# Your goal
Check each line of the entries below for the string "mean" and state how many lines have it, with no other text.
++++++++++
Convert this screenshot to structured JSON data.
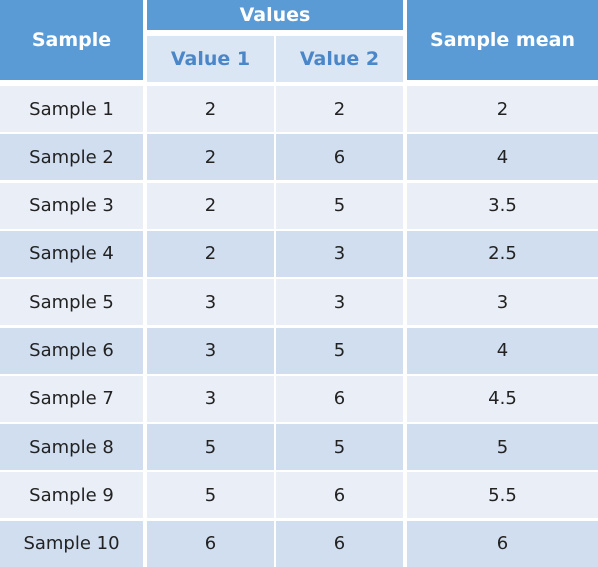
{
  "table": {
    "headers": {
      "sample": "Sample",
      "values_group": "Values",
      "value1": "Value 1",
      "value2": "Value 2",
      "mean": "Sample mean"
    },
    "rows": [
      {
        "sample": "Sample 1",
        "v1": "2",
        "v2": "2",
        "mean": "2"
      },
      {
        "sample": "Sample 2",
        "v1": "2",
        "v2": "6",
        "mean": "4"
      },
      {
        "sample": "Sample 3",
        "v1": "2",
        "v2": "5",
        "mean": "3.5"
      },
      {
        "sample": "Sample 4",
        "v1": "2",
        "v2": "3",
        "mean": "2.5"
      },
      {
        "sample": "Sample 5",
        "v1": "3",
        "v2": "3",
        "mean": "3"
      },
      {
        "sample": "Sample 6",
        "v1": "3",
        "v2": "5",
        "mean": "4"
      },
      {
        "sample": "Sample 7",
        "v1": "3",
        "v2": "6",
        "mean": "4.5"
      },
      {
        "sample": "Sample 8",
        "v1": "5",
        "v2": "5",
        "mean": "5"
      },
      {
        "sample": "Sample 9",
        "v1": "5",
        "v2": "6",
        "mean": "5.5"
      },
      {
        "sample": "Sample 10",
        "v1": "6",
        "v2": "6",
        "mean": "6"
      }
    ],
    "colors": {
      "header_bg": "#5b9bd5",
      "header_text": "#ffffff",
      "subheader_bg": "#dbe6f4",
      "subheader_text": "#4a86c8",
      "row_light": "#eaeff7",
      "row_dark": "#d1deef"
    }
  },
  "chart_data": {
    "type": "table",
    "columns": [
      "Sample",
      "Value 1",
      "Value 2",
      "Sample mean"
    ],
    "column_groups": [
      {
        "name": "Values",
        "columns": [
          "Value 1",
          "Value 2"
        ]
      }
    ],
    "rows": [
      [
        "Sample 1",
        2,
        2,
        2
      ],
      [
        "Sample 2",
        2,
        6,
        4
      ],
      [
        "Sample 3",
        2,
        5,
        3.5
      ],
      [
        "Sample 4",
        2,
        3,
        2.5
      ],
      [
        "Sample 5",
        3,
        3,
        3
      ],
      [
        "Sample 6",
        3,
        5,
        4
      ],
      [
        "Sample 7",
        3,
        6,
        4.5
      ],
      [
        "Sample 8",
        5,
        5,
        5
      ],
      [
        "Sample 9",
        5,
        6,
        5.5
      ],
      [
        "Sample 10",
        6,
        6,
        6
      ]
    ]
  }
}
++++++++++
# Output for this exercise
12